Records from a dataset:
==================================================

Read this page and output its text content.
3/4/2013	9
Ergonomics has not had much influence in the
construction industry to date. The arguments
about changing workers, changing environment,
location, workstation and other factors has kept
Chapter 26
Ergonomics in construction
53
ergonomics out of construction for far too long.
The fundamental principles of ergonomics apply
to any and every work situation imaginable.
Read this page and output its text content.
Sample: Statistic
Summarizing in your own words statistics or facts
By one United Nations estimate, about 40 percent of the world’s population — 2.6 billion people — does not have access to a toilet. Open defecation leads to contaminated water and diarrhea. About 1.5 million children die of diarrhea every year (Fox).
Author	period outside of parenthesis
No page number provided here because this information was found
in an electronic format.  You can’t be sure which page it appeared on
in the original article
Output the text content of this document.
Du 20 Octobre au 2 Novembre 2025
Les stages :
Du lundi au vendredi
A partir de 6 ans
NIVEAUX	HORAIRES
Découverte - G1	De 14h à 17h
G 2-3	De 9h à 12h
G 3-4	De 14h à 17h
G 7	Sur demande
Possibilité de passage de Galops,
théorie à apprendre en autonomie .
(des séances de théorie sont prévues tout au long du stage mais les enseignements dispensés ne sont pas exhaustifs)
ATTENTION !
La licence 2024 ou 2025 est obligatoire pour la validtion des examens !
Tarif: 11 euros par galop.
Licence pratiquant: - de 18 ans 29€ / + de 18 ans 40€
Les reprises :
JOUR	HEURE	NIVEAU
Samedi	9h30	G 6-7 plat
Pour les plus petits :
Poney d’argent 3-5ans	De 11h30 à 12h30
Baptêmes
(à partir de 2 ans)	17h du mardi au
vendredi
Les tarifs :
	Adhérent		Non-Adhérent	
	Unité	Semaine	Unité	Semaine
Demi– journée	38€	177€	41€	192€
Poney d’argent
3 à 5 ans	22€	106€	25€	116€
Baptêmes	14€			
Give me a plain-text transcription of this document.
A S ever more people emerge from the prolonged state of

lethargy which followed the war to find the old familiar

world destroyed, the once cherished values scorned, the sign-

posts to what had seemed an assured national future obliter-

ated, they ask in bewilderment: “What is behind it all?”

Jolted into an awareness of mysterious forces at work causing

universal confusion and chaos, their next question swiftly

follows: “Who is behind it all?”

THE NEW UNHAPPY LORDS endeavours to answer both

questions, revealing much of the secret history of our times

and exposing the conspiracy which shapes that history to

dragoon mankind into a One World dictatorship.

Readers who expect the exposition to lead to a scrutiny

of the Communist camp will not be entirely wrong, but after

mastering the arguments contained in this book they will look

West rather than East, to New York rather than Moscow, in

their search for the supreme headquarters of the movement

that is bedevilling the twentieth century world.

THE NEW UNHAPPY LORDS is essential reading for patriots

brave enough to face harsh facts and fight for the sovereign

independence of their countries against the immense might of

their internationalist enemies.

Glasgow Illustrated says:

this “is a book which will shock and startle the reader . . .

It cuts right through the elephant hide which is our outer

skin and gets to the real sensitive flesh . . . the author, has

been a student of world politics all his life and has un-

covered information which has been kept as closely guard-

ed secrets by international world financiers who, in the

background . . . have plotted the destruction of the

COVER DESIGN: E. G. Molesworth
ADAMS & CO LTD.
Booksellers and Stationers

==================================================

Task objective
Faithfully copy every entry, leaving nothing out.

Answer in full
Read this page and output its text content.
3/4/2013	9
Ergonomics has not had much influence in the
construction industry to date. The arguments
about changing workers, changing environment,
location, workstation and other factors has kept
Chapter 26
Ergonomics in construction
53
ergonomics out of construction for far too long.
The fundamental principles of ergonomics apply
to any and every work situation imaginable.
Read this page and output its text content.
Sample: Statistic
Summarizing in your own words statistics or facts
By one United Nations estimate, about 40 percent of the world’s population — 2.6 billion people — does not have access to a toilet. Open defecation leads to contaminated water and diarrhea. About 1.5 million children die of diarrhea every year (Fox).
Author	period outside of parenthesis
No page number provided here because this information was found
in an electronic format.  You can’t be sure which page it appeared on
in the original article
Output the text content of this document.
Du 20 Octobre au 2 Novembre 2025
Les stages :
Du lundi au vendredi
A partir de 6 ans
NIVEAUX	HORAIRES
Découverte - G1	De 14h à 17h
G 2-3	De 9h à 12h
G 3-4	De 14h à 17h
G 7	Sur demande
Possibilité de passage de Galops,
théorie à apprendre en autonomie .
(des séances de théorie sont prévues tout au long du stage mais les enseignements dispensés ne sont pas exhaustifs)
ATTENTION !
La licence 2024 ou 2025 est obligatoire pour la validtion des examens !
Tarif: 11 euros par galop.
Licence pratiquant: - de 18 ans 29€ / + de 18 ans 40€
Les reprises :
JOUR	HEURE	NIVEAU
Samedi	9h30	G 6-7 plat
Pour les plus petits :
Poney d’argent 3-5ans	De 11h30 à 12h30
Baptêmes
(à partir de 2 ans)	17h du mardi au
vendredi
Les tarifs :
	Adhérent		Non-Adhérent	
	Unité	Semaine	Unité	Semaine
Demi– journée	38€	177€	41€	192€
Poney d’argent
3 à 5 ans	22€	106€	25€	116€
Baptêmes	14€			
Give me a plain-text transcription of this document.
A S ever more people emerge from the prolonged state of

lethargy which followed the war to find the old familiar

world destroyed, the once cherished values scorned, the sign-

posts to what had seemed an assured national future obliter-

ated, they ask in bewilderment: “What is behind it all?”

Jolted into an awareness of mysterious forces at work causing

universal confusion and chaos, their next question swiftly

follows: “Who is behind it all?”

THE NEW UNHAPPY LORDS endeavours to answer both

questions, revealing much of the secret history of our times

and exposing the conspiracy which shapes that history to

dragoon mankind into a One World dictatorship.

Readers who expect the exposition to lead to a scrutiny

of the Communist camp will not be entirely wrong, but after

mastering the arguments contained in this book they will look

West rather than East, to New York rather than Moscow, in

their search for the supreme headquarters of the movement

that is bedevilling the twentieth century world.

THE NEW UNHAPPY LORDS is essential reading for patriots

brave enough to face harsh facts and fight for the sovereign

independence of their countries against the immense might of

their internationalist enemies.

Glasgow Illustrated says:

this “is a book which will shock and startle the reader . . .

It cuts right through the elephant hide which is our outer

skin and gets to the real sensitive flesh . . . the author, has

been a student of world politics all his life and has un-

covered information which has been kept as closely guard-

ed secrets by international world financiers who, in the

background . . . have plotted the destruction of the

COVER DESIGN: E. G. Molesworth
ADAMS & CO LTD.
Booksellers and Stationers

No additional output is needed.